[Source material]
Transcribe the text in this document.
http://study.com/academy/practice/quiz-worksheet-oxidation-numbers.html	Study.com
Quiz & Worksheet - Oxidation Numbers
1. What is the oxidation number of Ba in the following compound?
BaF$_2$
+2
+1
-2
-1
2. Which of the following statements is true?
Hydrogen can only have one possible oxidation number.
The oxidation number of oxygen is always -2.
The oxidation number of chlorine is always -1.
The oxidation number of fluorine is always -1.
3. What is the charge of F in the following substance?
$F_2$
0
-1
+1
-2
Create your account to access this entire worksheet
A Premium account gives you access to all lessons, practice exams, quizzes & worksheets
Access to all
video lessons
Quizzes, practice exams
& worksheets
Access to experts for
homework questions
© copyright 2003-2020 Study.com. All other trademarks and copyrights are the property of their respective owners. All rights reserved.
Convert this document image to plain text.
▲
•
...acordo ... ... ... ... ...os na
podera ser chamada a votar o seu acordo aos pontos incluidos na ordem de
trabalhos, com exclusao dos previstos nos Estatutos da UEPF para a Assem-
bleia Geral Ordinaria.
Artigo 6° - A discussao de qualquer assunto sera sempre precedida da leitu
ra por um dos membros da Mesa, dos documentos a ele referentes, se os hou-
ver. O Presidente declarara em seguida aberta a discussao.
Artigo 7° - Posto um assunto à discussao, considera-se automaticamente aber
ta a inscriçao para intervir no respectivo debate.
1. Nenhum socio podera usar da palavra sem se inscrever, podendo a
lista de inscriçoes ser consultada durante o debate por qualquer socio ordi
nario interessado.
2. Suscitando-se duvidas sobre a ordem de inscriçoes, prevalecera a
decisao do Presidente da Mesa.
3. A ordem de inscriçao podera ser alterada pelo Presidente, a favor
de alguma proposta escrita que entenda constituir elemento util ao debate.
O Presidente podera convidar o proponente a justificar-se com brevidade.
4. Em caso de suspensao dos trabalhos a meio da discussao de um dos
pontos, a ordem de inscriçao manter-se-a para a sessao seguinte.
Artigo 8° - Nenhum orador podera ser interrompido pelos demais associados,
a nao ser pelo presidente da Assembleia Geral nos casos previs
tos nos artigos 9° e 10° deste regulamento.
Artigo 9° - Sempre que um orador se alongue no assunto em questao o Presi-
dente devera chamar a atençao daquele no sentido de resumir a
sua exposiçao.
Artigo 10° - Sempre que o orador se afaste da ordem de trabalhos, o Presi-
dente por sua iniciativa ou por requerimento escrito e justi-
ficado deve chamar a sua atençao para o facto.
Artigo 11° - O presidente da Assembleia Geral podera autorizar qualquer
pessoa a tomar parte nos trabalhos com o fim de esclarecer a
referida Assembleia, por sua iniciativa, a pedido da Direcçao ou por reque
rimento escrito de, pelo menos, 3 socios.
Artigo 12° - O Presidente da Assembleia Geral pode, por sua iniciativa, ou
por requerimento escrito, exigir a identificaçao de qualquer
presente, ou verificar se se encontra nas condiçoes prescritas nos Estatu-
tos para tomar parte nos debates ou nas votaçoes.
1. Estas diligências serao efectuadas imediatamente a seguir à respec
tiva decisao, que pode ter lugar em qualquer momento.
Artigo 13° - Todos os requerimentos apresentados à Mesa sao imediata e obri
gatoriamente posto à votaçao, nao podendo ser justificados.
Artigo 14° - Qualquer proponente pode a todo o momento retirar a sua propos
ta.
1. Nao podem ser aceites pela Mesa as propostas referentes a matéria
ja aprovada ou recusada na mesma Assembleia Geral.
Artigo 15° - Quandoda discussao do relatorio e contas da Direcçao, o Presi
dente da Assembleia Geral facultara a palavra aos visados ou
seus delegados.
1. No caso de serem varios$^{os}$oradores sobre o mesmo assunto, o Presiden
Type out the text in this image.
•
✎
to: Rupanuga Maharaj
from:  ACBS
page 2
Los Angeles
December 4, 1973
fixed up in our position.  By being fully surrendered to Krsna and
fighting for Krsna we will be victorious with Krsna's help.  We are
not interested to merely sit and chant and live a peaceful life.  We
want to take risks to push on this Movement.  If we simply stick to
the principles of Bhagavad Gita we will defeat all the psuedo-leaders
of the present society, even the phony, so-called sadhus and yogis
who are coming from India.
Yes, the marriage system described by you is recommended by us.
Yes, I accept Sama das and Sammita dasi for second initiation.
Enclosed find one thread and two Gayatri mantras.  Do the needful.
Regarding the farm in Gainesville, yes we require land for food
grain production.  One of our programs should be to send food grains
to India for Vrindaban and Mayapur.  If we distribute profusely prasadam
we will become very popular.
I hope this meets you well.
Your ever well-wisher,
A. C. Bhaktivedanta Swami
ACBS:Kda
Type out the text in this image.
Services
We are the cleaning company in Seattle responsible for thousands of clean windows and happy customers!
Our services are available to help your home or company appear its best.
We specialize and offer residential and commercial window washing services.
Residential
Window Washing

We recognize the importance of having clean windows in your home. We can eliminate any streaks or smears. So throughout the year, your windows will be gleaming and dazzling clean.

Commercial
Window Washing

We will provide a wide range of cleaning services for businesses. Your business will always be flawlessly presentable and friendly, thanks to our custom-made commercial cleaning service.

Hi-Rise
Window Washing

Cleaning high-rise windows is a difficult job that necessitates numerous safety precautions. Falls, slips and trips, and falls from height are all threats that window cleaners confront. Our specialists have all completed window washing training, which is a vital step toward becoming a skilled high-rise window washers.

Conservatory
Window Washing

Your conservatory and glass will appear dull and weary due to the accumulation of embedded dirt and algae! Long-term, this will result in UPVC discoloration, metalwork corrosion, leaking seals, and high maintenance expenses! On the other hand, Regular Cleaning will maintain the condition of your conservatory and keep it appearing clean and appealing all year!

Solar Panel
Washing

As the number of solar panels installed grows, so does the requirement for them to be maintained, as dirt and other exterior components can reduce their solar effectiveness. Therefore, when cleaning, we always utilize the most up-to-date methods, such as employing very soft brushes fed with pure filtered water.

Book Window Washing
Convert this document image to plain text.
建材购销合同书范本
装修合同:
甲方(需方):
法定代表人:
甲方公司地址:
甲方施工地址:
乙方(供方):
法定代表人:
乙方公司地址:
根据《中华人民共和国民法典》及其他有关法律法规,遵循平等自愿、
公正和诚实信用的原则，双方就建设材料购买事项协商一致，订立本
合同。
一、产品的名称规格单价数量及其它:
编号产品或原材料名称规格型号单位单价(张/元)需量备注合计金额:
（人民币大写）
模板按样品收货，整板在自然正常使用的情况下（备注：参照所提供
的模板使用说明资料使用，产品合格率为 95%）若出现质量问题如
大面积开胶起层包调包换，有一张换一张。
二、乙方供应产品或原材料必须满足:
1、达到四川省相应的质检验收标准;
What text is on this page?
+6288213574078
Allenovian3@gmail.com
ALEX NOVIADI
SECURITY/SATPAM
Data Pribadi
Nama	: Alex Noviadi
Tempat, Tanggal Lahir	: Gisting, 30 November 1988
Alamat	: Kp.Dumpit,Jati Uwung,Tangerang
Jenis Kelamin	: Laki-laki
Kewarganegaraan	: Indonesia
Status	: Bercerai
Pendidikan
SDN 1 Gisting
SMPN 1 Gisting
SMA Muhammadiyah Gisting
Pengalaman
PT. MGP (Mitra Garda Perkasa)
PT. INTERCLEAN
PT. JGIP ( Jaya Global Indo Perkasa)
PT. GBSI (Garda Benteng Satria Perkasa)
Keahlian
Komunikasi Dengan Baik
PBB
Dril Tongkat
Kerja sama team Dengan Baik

[Exercise goal] Determine how many lines of the listing above hold the word "referentes". Report that number without anything else.

[Solved problem] 2